*SUPPLIED ENTRIES*
********************

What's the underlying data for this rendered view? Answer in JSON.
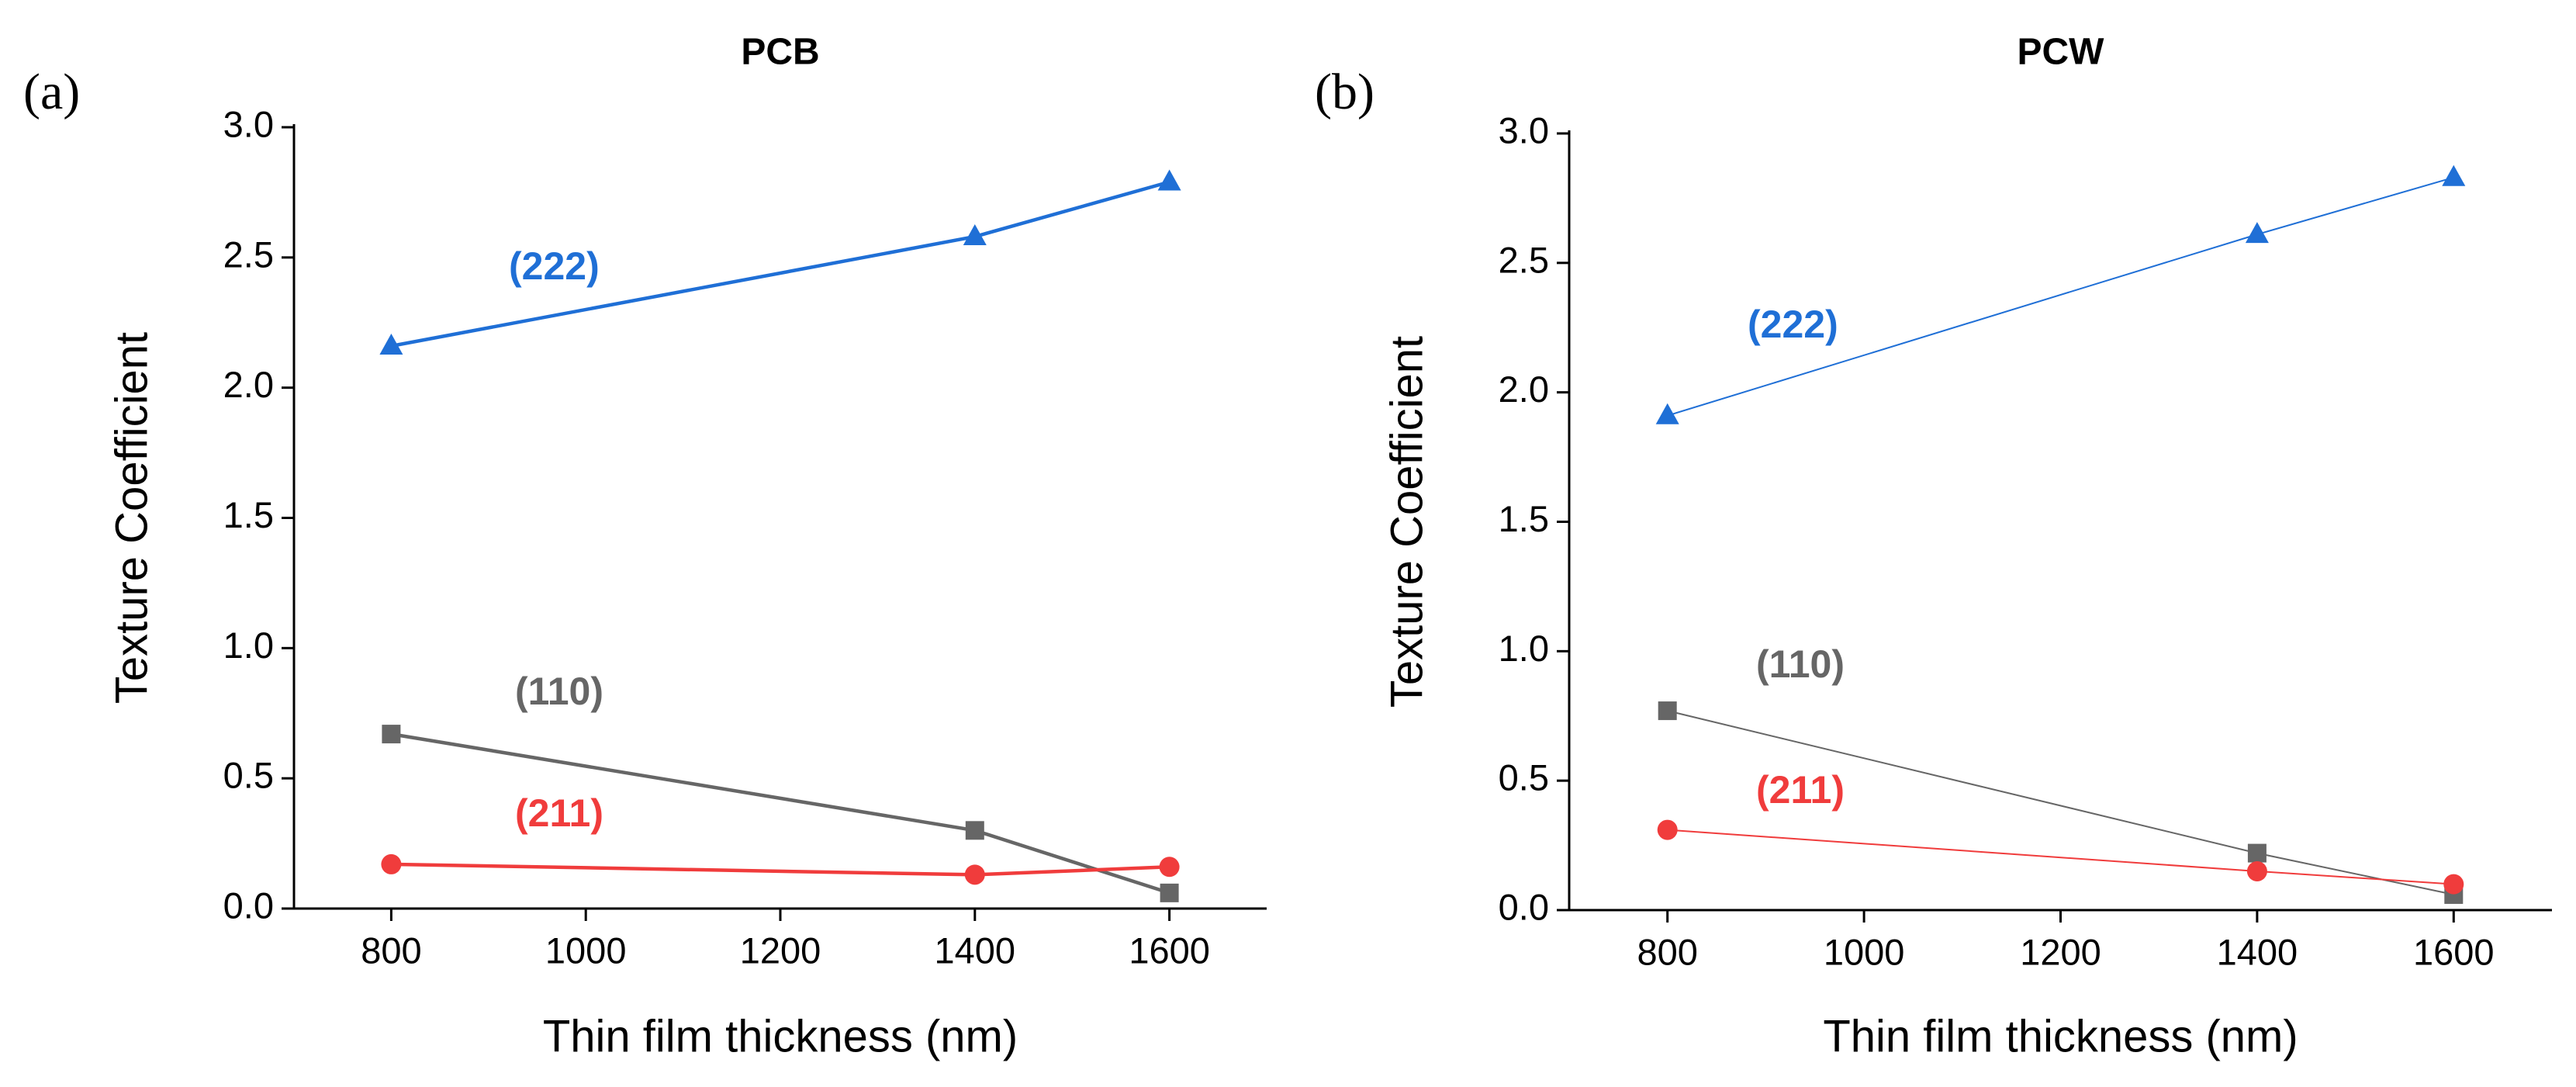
{
  "chart_data": [
    {
      "type": "line",
      "panel_label": "(a)",
      "title": "PCB",
      "x_label": "Thin film thickness (nm)",
      "y_label": "Texture Coefficient",
      "x": [
        800,
        1400,
        1600
      ],
      "xlim": [
        700,
        1700
      ],
      "xticks": [
        800,
        1000,
        1200,
        1400,
        1600
      ],
      "ylim": [
        0,
        3
      ],
      "yticks": [
        {
          "value": 0,
          "label": "0.0"
        },
        0.5,
        {
          "value": 1,
          "label": "1.0"
        },
        1.5,
        {
          "value": 2,
          "label": "2.0"
        },
        2.5,
        {
          "value": 3,
          "label": "3.0"
        }
      ],
      "series": [
        {
          "name": "(222)",
          "color": "#1f6fd6",
          "marker": "triangle",
          "values": [
            2.16,
            2.58,
            2.79
          ]
        },
        {
          "name": "(110)",
          "color": "#666666",
          "marker": "square",
          "values": [
            0.67,
            0.3,
            0.06
          ]
        },
        {
          "name": "(211)",
          "color": "#f03c3c",
          "marker": "circle",
          "values": [
            0.17,
            0.13,
            0.16
          ]
        }
      ]
    },
    {
      "type": "line",
      "panel_label": "(b)",
      "title": "PCW",
      "x_label": "Thin film thickness (nm)",
      "y_label": "Texture Coefficient",
      "x": [
        800,
        1400,
        1600
      ],
      "xlim": [
        700,
        1700
      ],
      "xticks": [
        800,
        1000,
        1200,
        1400,
        1600
      ],
      "ylim": [
        0,
        3
      ],
      "yticks": [
        {
          "value": 0,
          "label": "0.0"
        },
        0.5,
        {
          "value": 1,
          "label": "1.0"
        },
        1.5,
        {
          "value": 2,
          "label": "2.0"
        },
        2.5,
        {
          "value": 3,
          "label": "3.0"
        }
      ],
      "series": [
        {
          "name": "(222)",
          "color": "#1f6fd6",
          "marker": "triangle",
          "values": [
            1.91,
            2.61,
            2.83
          ]
        },
        {
          "name": "(110)",
          "color": "#666666",
          "marker": "square",
          "values": [
            0.77,
            0.22,
            0.06
          ]
        },
        {
          "name": "(211)",
          "color": "#f03c3c",
          "marker": "circle",
          "values": [
            0.31,
            0.15,
            0.1
          ]
        }
      ]
    }
  ]
}
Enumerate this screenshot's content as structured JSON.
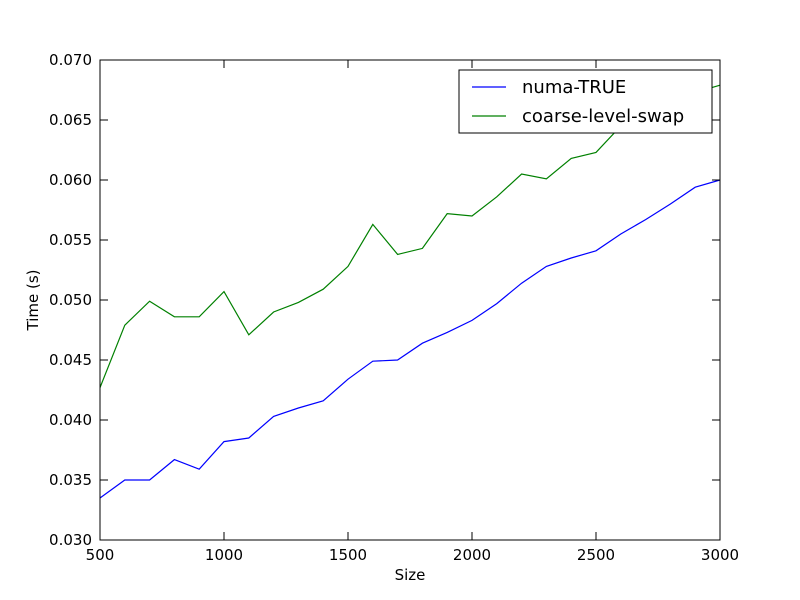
{
  "chart_data": {
    "type": "line",
    "title": "",
    "xlabel": "Size",
    "ylabel": "Time (s)",
    "xlim": [
      500,
      3000
    ],
    "ylim": [
      0.03,
      0.07
    ],
    "grid": false,
    "legend_position": "top-right",
    "x_ticks": [
      500,
      1000,
      1500,
      2000,
      2500,
      3000
    ],
    "x_tick_labels": [
      "500",
      "1000",
      "1500",
      "2000",
      "2500",
      "3000"
    ],
    "y_ticks": [
      0.03,
      0.035,
      0.04,
      0.045,
      0.05,
      0.055,
      0.06,
      0.065,
      0.07
    ],
    "y_tick_labels": [
      "0.030",
      "0.035",
      "0.040",
      "0.045",
      "0.050",
      "0.055",
      "0.060",
      "0.065",
      "0.070"
    ],
    "x": [
      500,
      600,
      700,
      800,
      900,
      1000,
      1100,
      1200,
      1300,
      1400,
      1500,
      1600,
      1700,
      1800,
      1900,
      2000,
      2100,
      2200,
      2300,
      2400,
      2500,
      2600,
      2700,
      2800,
      2900,
      3000
    ],
    "series": [
      {
        "name": "numa-TRUE",
        "color": "#0000ff",
        "values": [
          0.0335,
          0.035,
          0.035,
          0.0367,
          0.0359,
          0.0382,
          0.0385,
          0.0403,
          0.041,
          0.0416,
          0.0434,
          0.0449,
          0.045,
          0.0464,
          0.0473,
          0.0483,
          0.0497,
          0.0514,
          0.0528,
          0.0535,
          0.0541,
          0.0555,
          0.0567,
          0.058,
          0.0594,
          0.06
        ]
      },
      {
        "name": "coarse-level-swap",
        "color": "#008000",
        "values": [
          0.0427,
          0.0479,
          0.0499,
          0.0486,
          0.0486,
          0.0507,
          0.0471,
          0.049,
          0.0498,
          0.0509,
          0.0528,
          0.0563,
          0.0538,
          0.0543,
          0.0572,
          0.057,
          0.0586,
          0.0605,
          0.0601,
          0.0618,
          0.0623,
          0.0645,
          0.0655,
          0.0664,
          0.0673,
          0.0679
        ]
      }
    ]
  }
}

********************

*GIVEN REQUEST*
Do not include the images; transcribe the rest of the listing exactly.

*TASK RESPONSE*
What's the underlying data for this rendered view? Answer in JSON.
{
  "chart_data": [
    {
      "type": "line",
      "panel_label": "(a)",
      "title": "PCB",
      "x_label": "Thin film thickness (nm)",
      "y_label": "Texture Coefficient",
      "x": [
        800,
        1400,
        1600
      ],
      "xlim": [
        700,
        1700
      ],
      "xticks": [
        800,
        1000,
        1200,
        1400,
        1600
      ],
      "ylim": [
        0,
        3
      ],
      "yticks": [
        {
          "value": 0,
          "label": "0.0"
        },
        0.5,
        {
          "value": 1,
          "label": "1.0"
        },
        1.5,
        {
          "value": 2,
          "label": "2.0"
        },
        2.5,
        {
          "value": 3,
          "label": "3.0"
        }
      ],
      "series": [
        {
          "name": "(222)",
          "color": "#1f6fd6",
          "marker": "triangle",
          "values": [
            2.16,
            2.58,
            2.79
          ]
        },
        {
          "name": "(110)",
          "color": "#666666",
          "marker": "square",
          "values": [
            0.67,
            0.3,
            0.06
          ]
        },
        {
          "name": "(211)",
          "color": "#f03c3c",
          "marker": "circle",
          "values": [
            0.17,
            0.13,
            0.16
          ]
        }
      ]
    },
    {
      "type": "line",
      "panel_label": "(b)",
      "title": "PCW",
      "x_label": "Thin film thickness (nm)",
      "y_label": "Texture Coefficient",
      "x": [
        800,
        1400,
        1600
      ],
      "xlim": [
        700,
        1700
      ],
      "xticks": [
        800,
        1000,
        1200,
        1400,
        1600
      ],
      "ylim": [
        0,
        3
      ],
      "yticks": [
        {
          "value": 0,
          "label": "0.0"
        },
        0.5,
        {
          "value": 1,
          "label": "1.0"
        },
        1.5,
        {
          "value": 2,
          "label": "2.0"
        },
        2.5,
        {
          "value": 3,
          "label": "3.0"
        }
      ],
      "series": [
        {
          "name": "(222)",
          "color": "#1f6fd6",
          "marker": "triangle",
          "values": [
            1.91,
            2.61,
            2.83
          ]
        },
        {
          "name": "(110)",
          "color": "#666666",
          "marker": "square",
          "values": [
            0.77,
            0.22,
            0.06
          ]
        },
        {
          "name": "(211)",
          "color": "#f03c3c",
          "marker": "circle",
          "values": [
            0.31,
            0.15,
            0.1
          ]
        }
      ]
    }
  ]
}
Enumerate this screenshot's content as structured JSON.
{
  "chart_data": {
    "type": "line",
    "title": "",
    "xlabel": "Size",
    "ylabel": "Time (s)",
    "xlim": [
      500,
      3000
    ],
    "ylim": [
      0.03,
      0.07
    ],
    "grid": false,
    "legend_position": "top-right",
    "x_ticks": [
      500,
      1000,
      1500,
      2000,
      2500,
      3000
    ],
    "x_tick_labels": [
      "500",
      "1000",
      "1500",
      "2000",
      "2500",
      "3000"
    ],
    "y_ticks": [
      0.03,
      0.035,
      0.04,
      0.045,
      0.05,
      0.055,
      0.06,
      0.065,
      0.07
    ],
    "y_tick_labels": [
      "0.030",
      "0.035",
      "0.040",
      "0.045",
      "0.050",
      "0.055",
      "0.060",
      "0.065",
      "0.070"
    ],
    "x": [
      500,
      600,
      700,
      800,
      900,
      1000,
      1100,
      1200,
      1300,
      1400,
      1500,
      1600,
      1700,
      1800,
      1900,
      2000,
      2100,
      2200,
      2300,
      2400,
      2500,
      2600,
      2700,
      2800,
      2900,
      3000
    ],
    "series": [
      {
        "name": "numa-TRUE",
        "color": "#0000ff",
        "values": [
          0.0335,
          0.035,
          0.035,
          0.0367,
          0.0359,
          0.0382,
          0.0385,
          0.0403,
          0.041,
          0.0416,
          0.0434,
          0.0449,
          0.045,
          0.0464,
          0.0473,
          0.0483,
          0.0497,
          0.0514,
          0.0528,
          0.0535,
          0.0541,
          0.0555,
          0.0567,
          0.058,
          0.0594,
          0.06
        ]
      },
      {
        "name": "coarse-level-swap",
        "color": "#008000",
        "values": [
          0.0427,
          0.0479,
          0.0499,
          0.0486,
          0.0486,
          0.0507,
          0.0471,
          0.049,
          0.0498,
          0.0509,
          0.0528,
          0.0563,
          0.0538,
          0.0543,
          0.0572,
          0.057,
          0.0586,
          0.0605,
          0.0601,
          0.0618,
          0.0623,
          0.0645,
          0.0655,
          0.0664,
          0.0673,
          0.0679
        ]
      }
    ]
  }
}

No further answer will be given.